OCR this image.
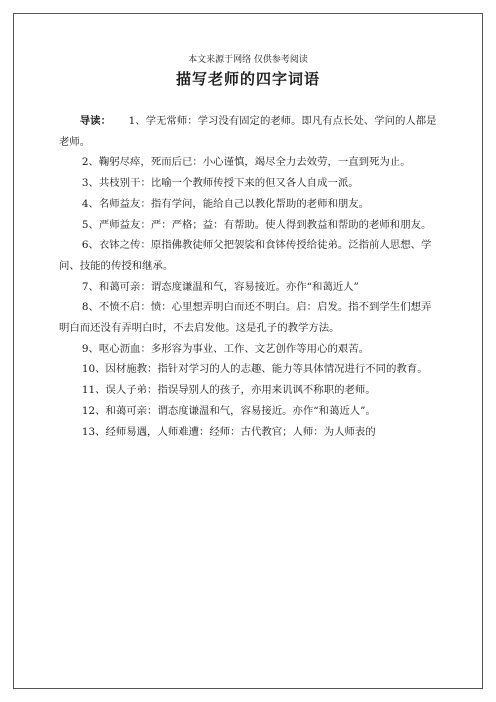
本文来源于网络 仅供参考阅读
描写老师的四字词语

导读： 1、学无常师：学习没有固定的老师。即凡有点长处、学问的人都是老师。

2、鞠躬尽瘁，死而后已：小心谨慎，竭尽全力去效劳，一直到死为止。

3、共枝别干：比喻一个教师传授下来的但又各人自成一派。

4、名师益友：指有学问，能给自己以教化帮助的老师和朋友。

5、严师益友：严：严格；益：有帮助。使人得到教益和帮助的老师和朋友。

6、衣钵之传：原指佛教徒师父把袈裟和食钵传授给徒弟。泛指前人思想、学问、技能的传授和继承。

7、和蔼可亲：谓态度谦温和气，容易接近。亦作“和蔼近人”

8、不愤不启：愤：心里想弄明白而还不明白。启：启发。指不到学生们想弄明白而还没有弄明白时，不去启发他。这是孔子的教学方法。

9、呕心沥血：多形容为事业、工作、文艺创作等用心的艰苦。

10、因材施教：指针对学习的人的志趣、能力等具体情况进行不同的教育。

11、误人子弟：指误导别人的孩子，亦用来讥讽不称职的老师。

12、和蔼可亲：谓态度谦温和气，容易接近。亦作“和蔼近人”。

13、经师易遇，人师难遭：经师：古代教官；人师：为人师表的
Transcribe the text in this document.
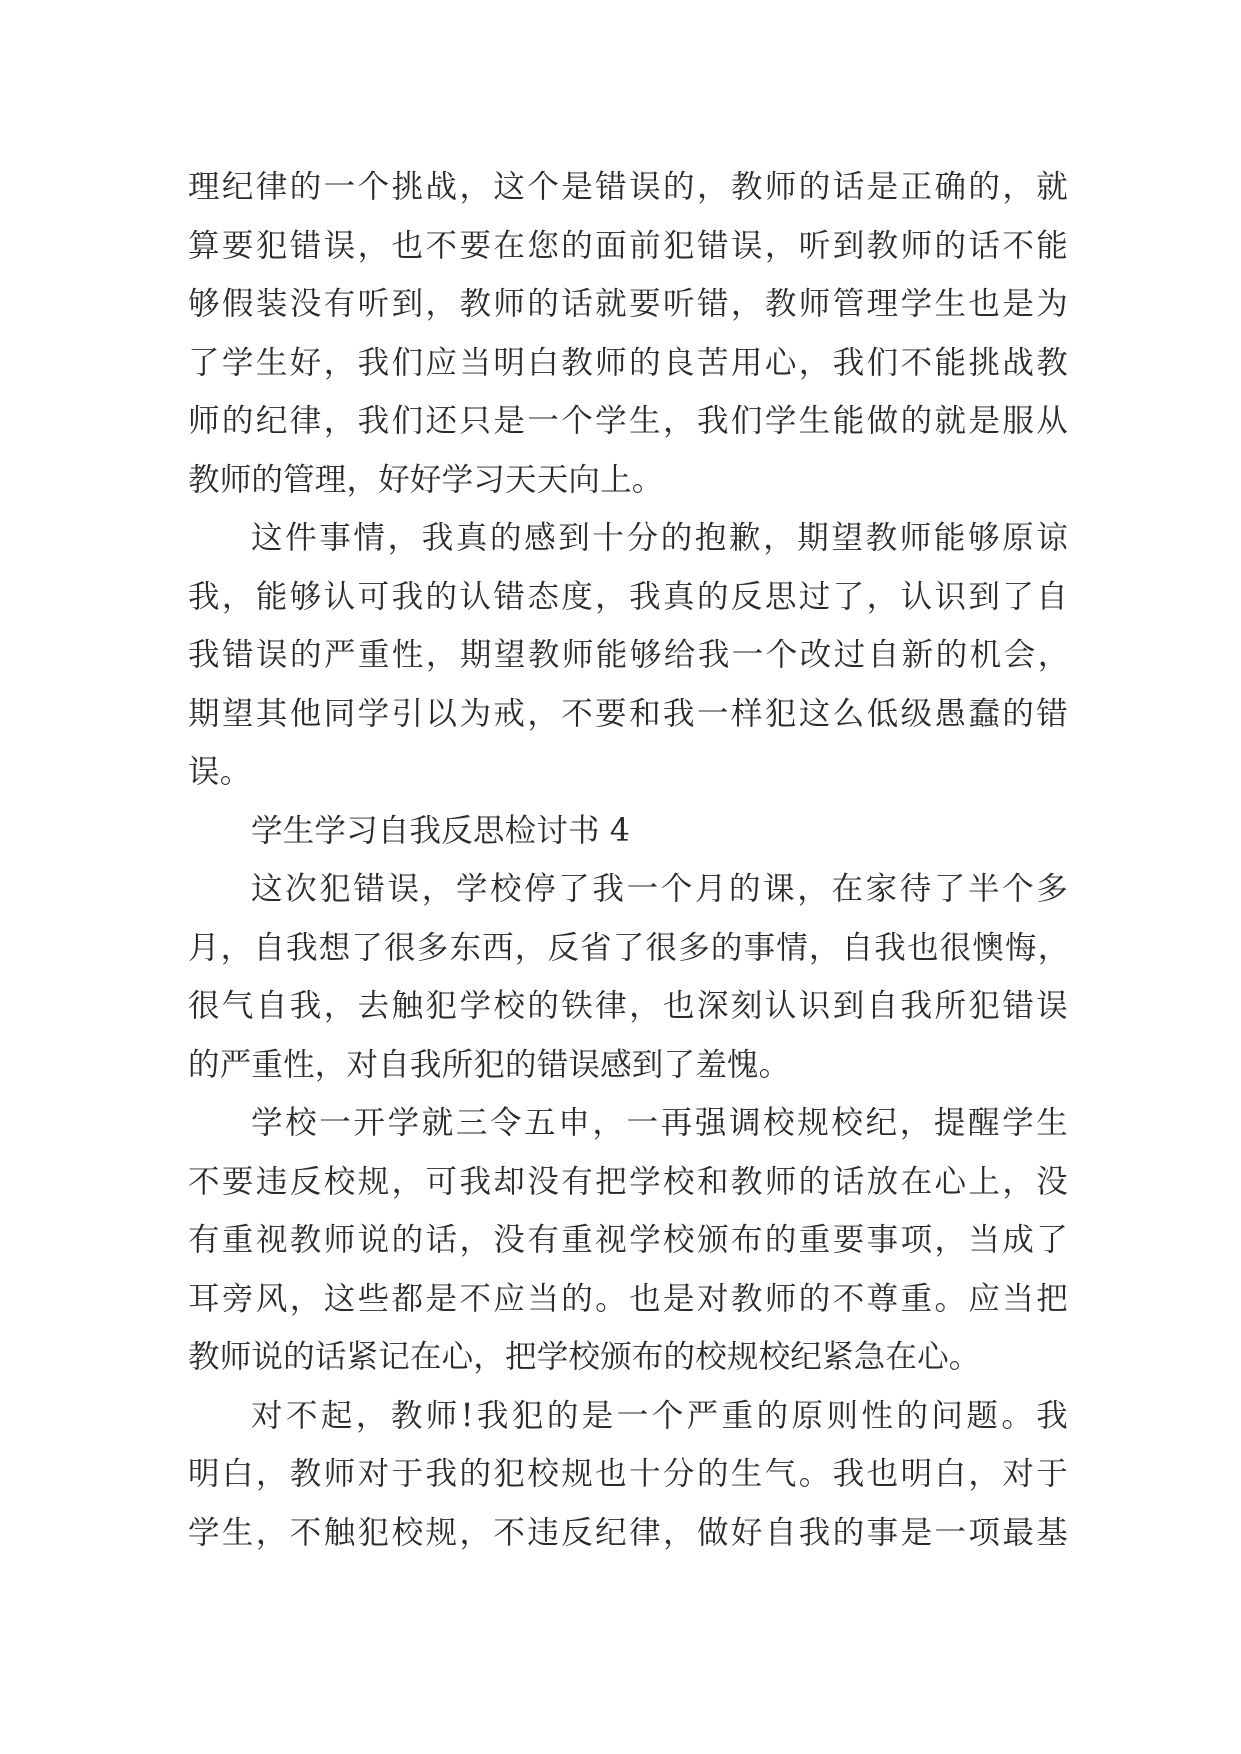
理纪律的一个挑战，这个是错误的，教师的话是正确的，就
算要犯错误，也不要在您的面前犯错误，听到教师的话不能
够假装没有听到，教师的话就要听错，教师管理学生也是为
了学生好，我们应当明白教师的良苦用心，我们不能挑战教
师的纪律，我们还只是一个学生，我们学生能做的就是服从
教师的管理，好好学习天天向上。
这件事情，我真的感到十分的抱歉，期望教师能够原谅
我，能够认可我的认错态度，我真的反思过了，认识到了自
我错误的严重性，期望教师能够给我一个改过自新的机会，
期望其他同学引以为戒，不要和我一样犯这么低级愚蠢的错
误。
学生学习自我反思检讨书 4
这次犯错误，学校停了我一个月的课，在家待了半个多
月，自我想了很多东西，反省了很多的事情，自我也很懊悔，
很气自我，去触犯学校的铁律，也深刻认识到自我所犯错误
的严重性，对自我所犯的错误感到了羞愧。
学校一开学就三令五申，一再强调校规校纪，提醒学生
不要违反校规，可我却没有把学校和教师的话放在心上，没
有重视教师说的话，没有重视学校颁布的重要事项，当成了
耳旁风，这些都是不应当的。也是对教师的不尊重。应当把
教师说的话紧记在心，把学校颁布的校规校纪紧急在心。
对不起，教师!我犯的是一个严重的原则性的问题。我
明白，教师对于我的犯校规也十分的生气。我也明白，对于
学生，不触犯校规，不违反纪律，做好自我的事是一项最基
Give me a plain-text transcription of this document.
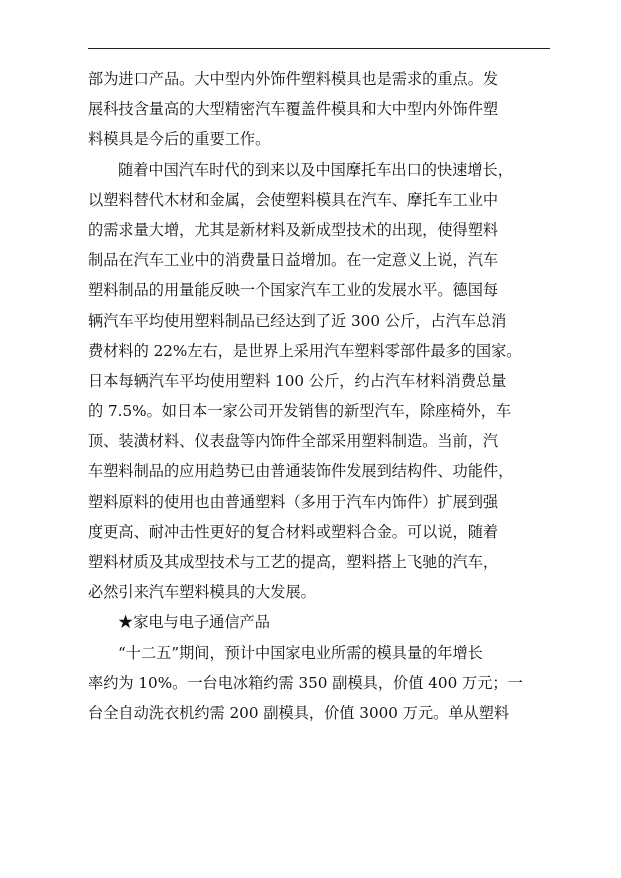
部为进口产品。大中型内外饰件塑料模具也是需求的重点。发
展科技含量高的大型精密汽车覆盖件模具和大中型内外饰件塑
料模具是今后的重要工作。
随着中国汽车时代的到来以及中国摩托车出口的快速增长，
以塑料替代木材和金属，会使塑料模具在汽车、摩托车工业中
的需求量大增，尤其是新材料及新成型技术的出现，使得塑料
制品在汽车工业中的消费量日益增加。在一定意义上说，汽车
塑料制品的用量能反映一个国家汽车工业的发展水平。德国每
辆汽车平均使用塑料制品已经达到了近 300 公斤，占汽车总消
费材料的 22%左右，是世界上采用汽车塑料零部件最多的国家。
日本每辆汽车平均使用塑料 100 公斤，约占汽车材料消费总量
的 7.5%。如日本一家公司开发销售的新型汽车，除座椅外，车
顶、装潢材料、仪表盘等内饰件全部采用塑料制造。当前，汽
车塑料制品的应用趋势已由普通装饰件发展到结构件、功能件，
塑料原料的使用也由普通塑料（多用于汽车内饰件）扩展到强
度更高、耐冲击性更好的复合材料或塑料合金。可以说，随着
塑料材质及其成型技术与工艺的提高，塑料搭上飞驰的汽车，
必然引来汽车塑料模具的大发展。
★家电与电子通信产品
“十二五”期间，预计中国家电业所需的模具量的年增长
率约为 10%。一台电冰箱约需 350 副模具，价值 400 万元；一
台全自动洗衣机约需 200 副模具，价值 3000 万元。单从塑料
********************
• **Task objective**:
Set out every line from the material that contains the string "容易接近".

• **Output**:
7、和蔼可亲：谓态度谦温和气，容易接近。亦作“和蔼近人”
12、和蔼可亲：谓态度谦温和气，容易接近。亦作“和蔼近人”。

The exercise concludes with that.